[Records that describe figures]
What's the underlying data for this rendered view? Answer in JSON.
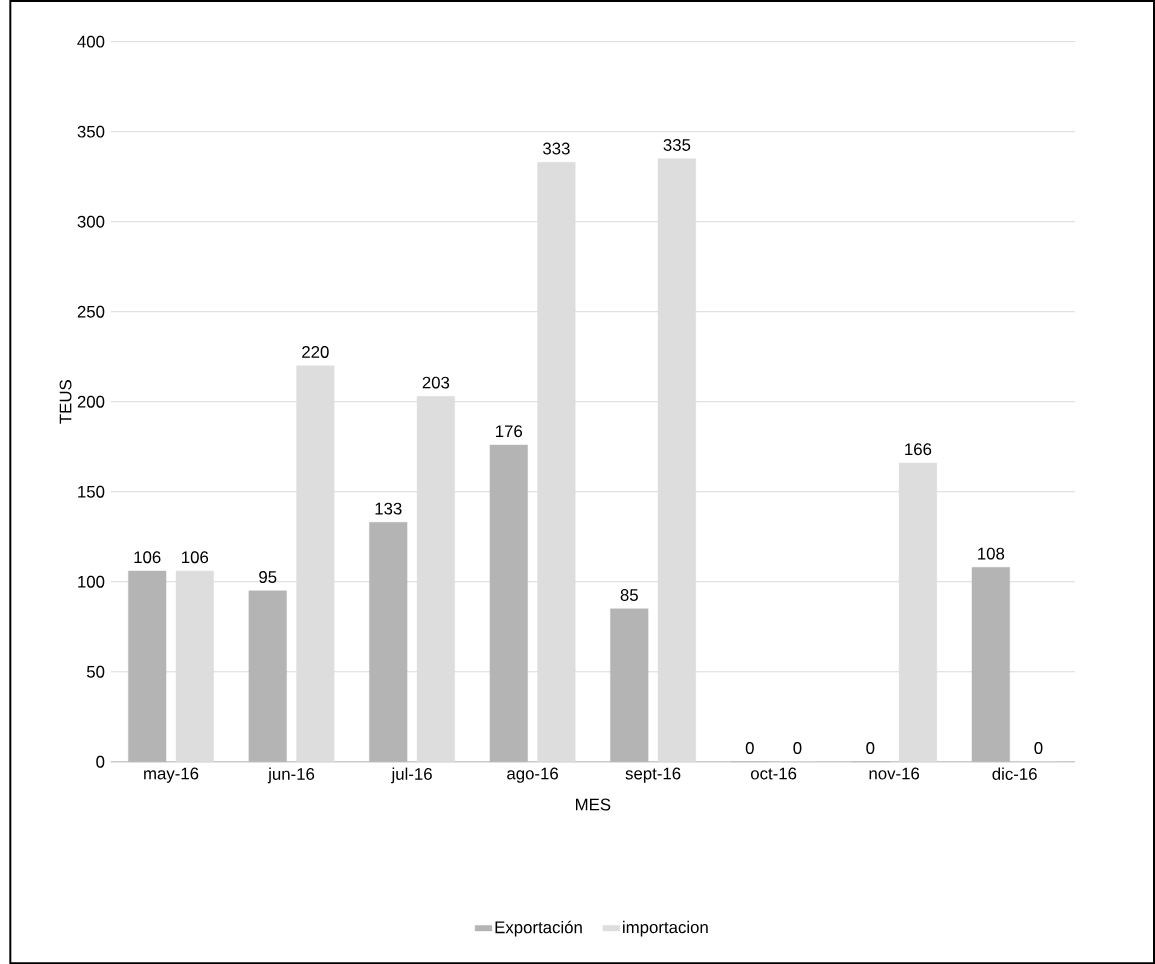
{
  "chart_data": {
    "type": "bar",
    "xlabel": "MES",
    "ylabel": "TEUS",
    "categories": [
      "may-16",
      "jun-16",
      "jul-16",
      "ago-16",
      "sept-16",
      "oct-16",
      "nov-16",
      "dic-16"
    ],
    "series": [
      {
        "name": "Exportación",
        "color": "#b4b4b4",
        "values": [
          106,
          95,
          133,
          176,
          85,
          0,
          0,
          108
        ]
      },
      {
        "name": "importacion",
        "color": "#dddddd",
        "values": [
          106,
          220,
          203,
          333,
          335,
          0,
          166,
          0
        ]
      }
    ],
    "ylim": [
      0,
      400
    ],
    "yticks": [
      0,
      50,
      100,
      150,
      200,
      250,
      300,
      350,
      400
    ],
    "grid": "y",
    "legend": "bottom",
    "data_labels": true
  }
}
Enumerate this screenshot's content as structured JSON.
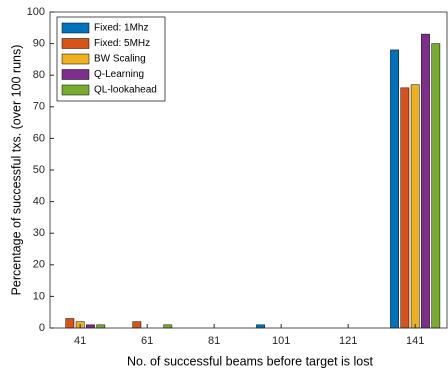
{
  "chart_data": {
    "type": "bar",
    "xlabel": "No. of successful beams before target is lost",
    "ylabel": "Percentage of successful txs. (over 100 runs)",
    "x": [
      41,
      61,
      81,
      101,
      121,
      141
    ],
    "xlim": [
      32,
      150.5
    ],
    "xticks": [
      41,
      61,
      81,
      101,
      121,
      141
    ],
    "ylim": [
      0,
      100
    ],
    "yticks": [
      0,
      10,
      20,
      30,
      40,
      50,
      60,
      70,
      80,
      90,
      100
    ],
    "legend": "upper left",
    "series": [
      {
        "name": "Fixed: 1Mhz",
        "color": "#0072BD",
        "values": [
          0,
          0,
          0,
          1,
          0,
          88
        ]
      },
      {
        "name": "Fixed: 5MHz",
        "color": "#D95319",
        "values": [
          3,
          2,
          0,
          0,
          0,
          76
        ]
      },
      {
        "name": "BW Scaling",
        "color": "#EDB120",
        "values": [
          2,
          0,
          0,
          0,
          0,
          77
        ]
      },
      {
        "name": "Q-Learning",
        "color": "#7E2F8E",
        "values": [
          1,
          0,
          0,
          0,
          0,
          93
        ]
      },
      {
        "name": "QL-lookahead",
        "color": "#77AC30",
        "values": [
          1,
          1,
          0,
          0,
          0,
          90
        ]
      }
    ]
  }
}
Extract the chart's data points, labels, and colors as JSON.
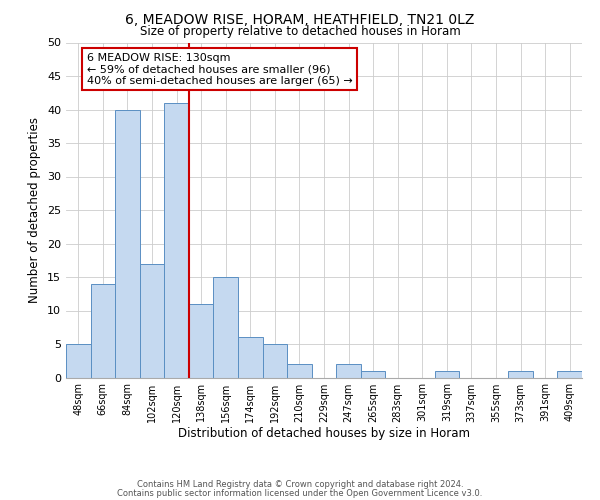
{
  "title": "6, MEADOW RISE, HORAM, HEATHFIELD, TN21 0LZ",
  "subtitle": "Size of property relative to detached houses in Horam",
  "xlabel": "Distribution of detached houses by size in Horam",
  "ylabel": "Number of detached properties",
  "bar_labels": [
    "48sqm",
    "66sqm",
    "84sqm",
    "102sqm",
    "120sqm",
    "138sqm",
    "156sqm",
    "174sqm",
    "192sqm",
    "210sqm",
    "229sqm",
    "247sqm",
    "265sqm",
    "283sqm",
    "301sqm",
    "319sqm",
    "337sqm",
    "355sqm",
    "373sqm",
    "391sqm",
    "409sqm"
  ],
  "bar_values": [
    5,
    14,
    40,
    17,
    41,
    11,
    15,
    6,
    5,
    2,
    0,
    2,
    1,
    0,
    0,
    1,
    0,
    0,
    1,
    0,
    1
  ],
  "bar_color": "#c5d9f0",
  "bar_edge_color": "#5a8fc3",
  "ylim": [
    0,
    50
  ],
  "yticks": [
    0,
    5,
    10,
    15,
    20,
    25,
    30,
    35,
    40,
    45,
    50
  ],
  "property_line_color": "#cc0000",
  "annotation_text": "6 MEADOW RISE: 130sqm\n← 59% of detached houses are smaller (96)\n40% of semi-detached houses are larger (65) →",
  "annotation_box_color": "#ffffff",
  "annotation_box_edge_color": "#cc0000",
  "footer_line1": "Contains HM Land Registry data © Crown copyright and database right 2024.",
  "footer_line2": "Contains public sector information licensed under the Open Government Licence v3.0.",
  "background_color": "#ffffff",
  "grid_color": "#cccccc"
}
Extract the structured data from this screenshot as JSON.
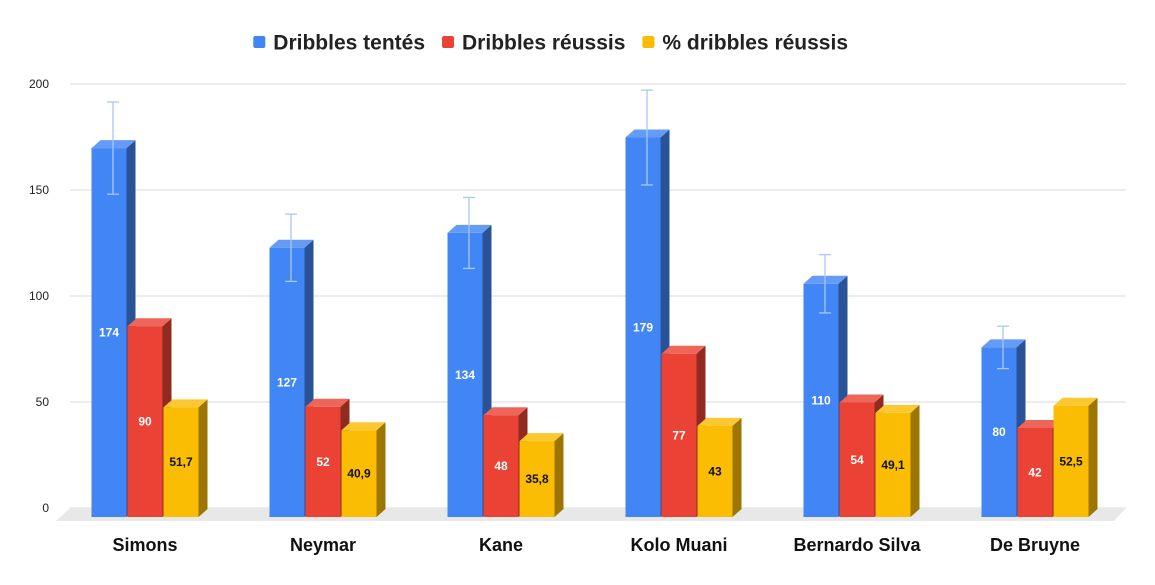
{
  "chart_data": {
    "type": "bar",
    "title": "",
    "xlabel": "",
    "ylabel": "",
    "ylim": [
      0,
      200
    ],
    "yticks": [
      0,
      50,
      100,
      150,
      200
    ],
    "grid": true,
    "legend_position": "top",
    "three_d": true,
    "categories": [
      "Simons",
      "Neymar",
      "Kane",
      "Kolo Muani",
      "Bernardo Silva",
      "De Bruyne"
    ],
    "series": [
      {
        "name": "Dribbles tentés",
        "color": "#4285f4",
        "values": [
          174,
          127,
          134,
          179,
          110,
          80
        ],
        "labels": [
          "174",
          "127",
          "134",
          "179",
          "110",
          "80"
        ],
        "error_bars": true
      },
      {
        "name": "Dribbles réussis",
        "color": "#ea4335",
        "values": [
          90,
          52,
          48,
          77,
          54,
          42
        ],
        "labels": [
          "90",
          "52",
          "48",
          "77",
          "54",
          "42"
        ]
      },
      {
        "name": "% dribbles réussis",
        "color": "#fbbc04",
        "values": [
          51.7,
          40.9,
          35.8,
          43,
          49.1,
          52.5
        ],
        "labels": [
          "51,7",
          "40,9",
          "35,8",
          "43",
          "49,1",
          "52,5"
        ]
      }
    ]
  }
}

**The problem**
From the data above, copy each line that has the string "name".

**Reply to the exercise**
        "name": "Exportación",
        "name": "importacion",
        "name": "Fixed: 1Mhz",
        "name": "Fixed: 5MHz",
        "name": "BW Scaling",
        "name": "Q-Learning",
        "name": "QL-lookahead",
        "name": "Dribbles tentés",
        "name": "Dribbles réussis",
        "name": "% dribbles réussis",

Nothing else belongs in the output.